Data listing
- - -

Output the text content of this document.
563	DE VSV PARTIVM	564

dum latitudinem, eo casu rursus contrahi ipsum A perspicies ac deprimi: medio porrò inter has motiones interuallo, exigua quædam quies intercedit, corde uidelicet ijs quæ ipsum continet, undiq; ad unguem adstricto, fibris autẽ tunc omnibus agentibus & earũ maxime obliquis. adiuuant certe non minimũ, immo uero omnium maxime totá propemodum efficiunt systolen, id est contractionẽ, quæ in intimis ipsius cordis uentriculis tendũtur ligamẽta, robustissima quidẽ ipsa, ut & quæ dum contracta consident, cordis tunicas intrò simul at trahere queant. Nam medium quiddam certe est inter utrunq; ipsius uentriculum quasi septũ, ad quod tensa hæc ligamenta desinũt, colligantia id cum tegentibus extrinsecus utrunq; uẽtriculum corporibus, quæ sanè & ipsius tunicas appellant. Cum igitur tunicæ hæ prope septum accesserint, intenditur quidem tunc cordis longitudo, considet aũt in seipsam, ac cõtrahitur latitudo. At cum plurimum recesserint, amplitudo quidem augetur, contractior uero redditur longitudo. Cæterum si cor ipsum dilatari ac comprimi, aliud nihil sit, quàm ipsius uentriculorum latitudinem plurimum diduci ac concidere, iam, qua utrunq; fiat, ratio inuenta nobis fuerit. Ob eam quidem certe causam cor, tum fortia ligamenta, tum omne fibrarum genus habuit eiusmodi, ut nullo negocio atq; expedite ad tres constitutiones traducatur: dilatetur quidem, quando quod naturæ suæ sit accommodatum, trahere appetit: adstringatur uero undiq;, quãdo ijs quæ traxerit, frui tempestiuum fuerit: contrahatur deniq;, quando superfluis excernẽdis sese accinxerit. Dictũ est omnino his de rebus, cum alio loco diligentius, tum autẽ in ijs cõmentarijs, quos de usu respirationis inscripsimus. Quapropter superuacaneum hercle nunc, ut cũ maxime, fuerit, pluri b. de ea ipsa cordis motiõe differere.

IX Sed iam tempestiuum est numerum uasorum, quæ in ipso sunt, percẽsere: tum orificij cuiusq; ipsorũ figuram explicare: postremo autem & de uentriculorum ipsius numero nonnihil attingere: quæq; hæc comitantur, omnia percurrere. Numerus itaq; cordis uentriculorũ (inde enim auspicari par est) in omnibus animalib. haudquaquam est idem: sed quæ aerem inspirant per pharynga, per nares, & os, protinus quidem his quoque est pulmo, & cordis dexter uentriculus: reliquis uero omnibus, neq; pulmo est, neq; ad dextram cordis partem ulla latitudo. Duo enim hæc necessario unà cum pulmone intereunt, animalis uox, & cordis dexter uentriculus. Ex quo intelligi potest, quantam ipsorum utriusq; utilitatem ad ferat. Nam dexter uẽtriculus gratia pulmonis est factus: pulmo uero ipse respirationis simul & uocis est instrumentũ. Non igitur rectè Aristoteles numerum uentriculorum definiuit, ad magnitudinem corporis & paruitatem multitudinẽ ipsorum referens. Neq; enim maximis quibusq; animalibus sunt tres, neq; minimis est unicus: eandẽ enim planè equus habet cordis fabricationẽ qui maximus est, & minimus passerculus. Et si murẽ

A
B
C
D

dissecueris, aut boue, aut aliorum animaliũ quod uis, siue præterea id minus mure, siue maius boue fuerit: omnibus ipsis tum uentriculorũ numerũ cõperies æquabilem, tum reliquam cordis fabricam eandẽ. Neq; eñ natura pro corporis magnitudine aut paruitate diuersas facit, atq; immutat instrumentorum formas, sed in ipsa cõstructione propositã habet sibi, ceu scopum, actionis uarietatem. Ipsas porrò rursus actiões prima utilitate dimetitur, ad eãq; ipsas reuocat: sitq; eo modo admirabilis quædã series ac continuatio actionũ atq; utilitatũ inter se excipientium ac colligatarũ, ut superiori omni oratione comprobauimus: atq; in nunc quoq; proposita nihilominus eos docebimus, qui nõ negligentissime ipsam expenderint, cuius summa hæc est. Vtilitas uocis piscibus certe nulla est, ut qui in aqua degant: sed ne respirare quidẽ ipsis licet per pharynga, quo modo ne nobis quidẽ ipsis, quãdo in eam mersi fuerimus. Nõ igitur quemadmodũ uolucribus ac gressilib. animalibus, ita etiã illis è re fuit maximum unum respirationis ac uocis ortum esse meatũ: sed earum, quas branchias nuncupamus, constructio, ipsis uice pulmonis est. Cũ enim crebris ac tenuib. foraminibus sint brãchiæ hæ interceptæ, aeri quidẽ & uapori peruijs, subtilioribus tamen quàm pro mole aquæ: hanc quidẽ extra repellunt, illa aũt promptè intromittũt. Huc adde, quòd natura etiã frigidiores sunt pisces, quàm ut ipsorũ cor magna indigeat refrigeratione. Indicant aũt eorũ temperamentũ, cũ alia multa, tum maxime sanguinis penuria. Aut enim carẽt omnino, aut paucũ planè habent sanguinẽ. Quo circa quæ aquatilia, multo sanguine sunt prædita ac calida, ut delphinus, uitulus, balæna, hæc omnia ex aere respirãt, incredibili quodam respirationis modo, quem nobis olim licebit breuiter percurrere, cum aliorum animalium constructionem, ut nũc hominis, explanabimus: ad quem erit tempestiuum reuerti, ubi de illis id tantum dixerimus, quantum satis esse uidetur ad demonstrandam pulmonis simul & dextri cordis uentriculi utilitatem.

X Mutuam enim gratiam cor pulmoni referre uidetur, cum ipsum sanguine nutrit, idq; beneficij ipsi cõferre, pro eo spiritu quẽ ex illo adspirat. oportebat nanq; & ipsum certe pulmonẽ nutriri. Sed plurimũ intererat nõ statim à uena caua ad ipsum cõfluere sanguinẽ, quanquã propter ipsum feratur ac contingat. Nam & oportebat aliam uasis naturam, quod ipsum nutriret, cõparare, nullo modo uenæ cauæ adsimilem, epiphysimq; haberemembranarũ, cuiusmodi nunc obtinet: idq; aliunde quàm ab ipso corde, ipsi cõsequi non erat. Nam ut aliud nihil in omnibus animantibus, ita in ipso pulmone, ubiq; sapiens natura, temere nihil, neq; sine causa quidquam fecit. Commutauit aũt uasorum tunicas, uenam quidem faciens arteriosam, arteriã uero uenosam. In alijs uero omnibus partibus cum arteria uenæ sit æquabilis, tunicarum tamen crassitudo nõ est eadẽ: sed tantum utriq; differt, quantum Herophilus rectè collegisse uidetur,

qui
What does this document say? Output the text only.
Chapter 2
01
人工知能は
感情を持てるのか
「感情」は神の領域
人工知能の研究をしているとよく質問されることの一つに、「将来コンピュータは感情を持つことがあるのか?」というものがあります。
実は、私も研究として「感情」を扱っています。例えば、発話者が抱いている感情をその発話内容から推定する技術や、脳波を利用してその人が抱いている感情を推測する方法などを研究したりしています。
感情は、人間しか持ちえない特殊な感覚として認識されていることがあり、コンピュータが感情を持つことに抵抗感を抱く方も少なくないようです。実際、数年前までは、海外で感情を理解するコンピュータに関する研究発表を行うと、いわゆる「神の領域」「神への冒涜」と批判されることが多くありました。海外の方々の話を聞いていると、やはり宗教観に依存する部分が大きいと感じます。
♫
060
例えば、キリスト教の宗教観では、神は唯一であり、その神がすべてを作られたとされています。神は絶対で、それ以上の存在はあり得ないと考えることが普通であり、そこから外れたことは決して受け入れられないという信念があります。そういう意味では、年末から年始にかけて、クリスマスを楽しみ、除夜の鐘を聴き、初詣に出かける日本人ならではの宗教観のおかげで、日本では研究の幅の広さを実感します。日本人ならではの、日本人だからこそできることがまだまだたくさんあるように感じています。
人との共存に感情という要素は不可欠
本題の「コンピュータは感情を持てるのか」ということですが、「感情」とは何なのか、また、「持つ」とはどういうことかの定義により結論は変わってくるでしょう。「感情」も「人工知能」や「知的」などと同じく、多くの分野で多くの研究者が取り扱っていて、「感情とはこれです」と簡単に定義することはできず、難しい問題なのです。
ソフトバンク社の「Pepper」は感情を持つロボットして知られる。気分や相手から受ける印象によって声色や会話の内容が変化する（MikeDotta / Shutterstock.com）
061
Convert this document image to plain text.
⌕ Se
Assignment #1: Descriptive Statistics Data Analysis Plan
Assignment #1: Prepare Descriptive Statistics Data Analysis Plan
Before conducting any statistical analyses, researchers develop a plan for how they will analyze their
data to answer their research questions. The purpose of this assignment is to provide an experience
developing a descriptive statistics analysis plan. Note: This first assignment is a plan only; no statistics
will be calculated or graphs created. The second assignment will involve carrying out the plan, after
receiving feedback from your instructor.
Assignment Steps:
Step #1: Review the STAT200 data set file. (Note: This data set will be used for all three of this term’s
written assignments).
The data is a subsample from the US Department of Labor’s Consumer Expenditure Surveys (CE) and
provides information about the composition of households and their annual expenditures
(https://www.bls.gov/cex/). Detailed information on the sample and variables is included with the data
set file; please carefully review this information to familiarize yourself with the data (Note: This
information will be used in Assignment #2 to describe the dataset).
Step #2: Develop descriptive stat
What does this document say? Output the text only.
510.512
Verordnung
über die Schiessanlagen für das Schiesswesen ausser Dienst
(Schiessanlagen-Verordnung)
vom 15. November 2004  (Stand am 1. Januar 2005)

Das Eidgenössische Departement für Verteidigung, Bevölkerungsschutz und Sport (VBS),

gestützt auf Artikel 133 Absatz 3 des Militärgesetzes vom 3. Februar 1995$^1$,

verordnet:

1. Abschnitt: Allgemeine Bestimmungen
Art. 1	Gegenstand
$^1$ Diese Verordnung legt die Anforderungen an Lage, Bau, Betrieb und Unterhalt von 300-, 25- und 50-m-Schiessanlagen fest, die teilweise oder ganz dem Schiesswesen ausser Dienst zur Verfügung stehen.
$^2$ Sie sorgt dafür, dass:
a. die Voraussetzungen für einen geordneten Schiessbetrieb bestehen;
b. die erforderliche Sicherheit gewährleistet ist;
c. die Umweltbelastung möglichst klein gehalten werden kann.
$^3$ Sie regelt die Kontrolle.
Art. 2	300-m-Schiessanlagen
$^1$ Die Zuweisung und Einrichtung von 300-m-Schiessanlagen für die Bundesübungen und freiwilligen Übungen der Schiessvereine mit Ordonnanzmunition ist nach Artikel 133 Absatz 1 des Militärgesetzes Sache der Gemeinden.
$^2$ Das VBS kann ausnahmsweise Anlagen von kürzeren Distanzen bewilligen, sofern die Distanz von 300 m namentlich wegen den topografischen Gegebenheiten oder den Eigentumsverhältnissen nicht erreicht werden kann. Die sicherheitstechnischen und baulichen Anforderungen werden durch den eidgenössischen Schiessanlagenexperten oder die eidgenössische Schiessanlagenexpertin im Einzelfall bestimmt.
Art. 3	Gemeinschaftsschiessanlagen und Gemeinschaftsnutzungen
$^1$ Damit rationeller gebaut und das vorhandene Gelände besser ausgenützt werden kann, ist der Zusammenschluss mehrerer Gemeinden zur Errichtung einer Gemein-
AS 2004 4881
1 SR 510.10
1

- - -

» **Your instructions**:
Above are the records; copy every line in them that holds the word "Absatz".

» **Right answer**:
gestützt auf Artikel 133 Absatz 3 des Militärgesetzes vom 3. Februar 1995$^1$,
$^1$ Die Zuweisung und Einrichtung von 300-m-Schiessanlagen für die Bundesübungen und freiwilligen Übungen der Schiessvereine mit Ordonnanzmunition ist nach Artikel 133 Absatz 1 des Militärgesetzes Sache der Gemeinden.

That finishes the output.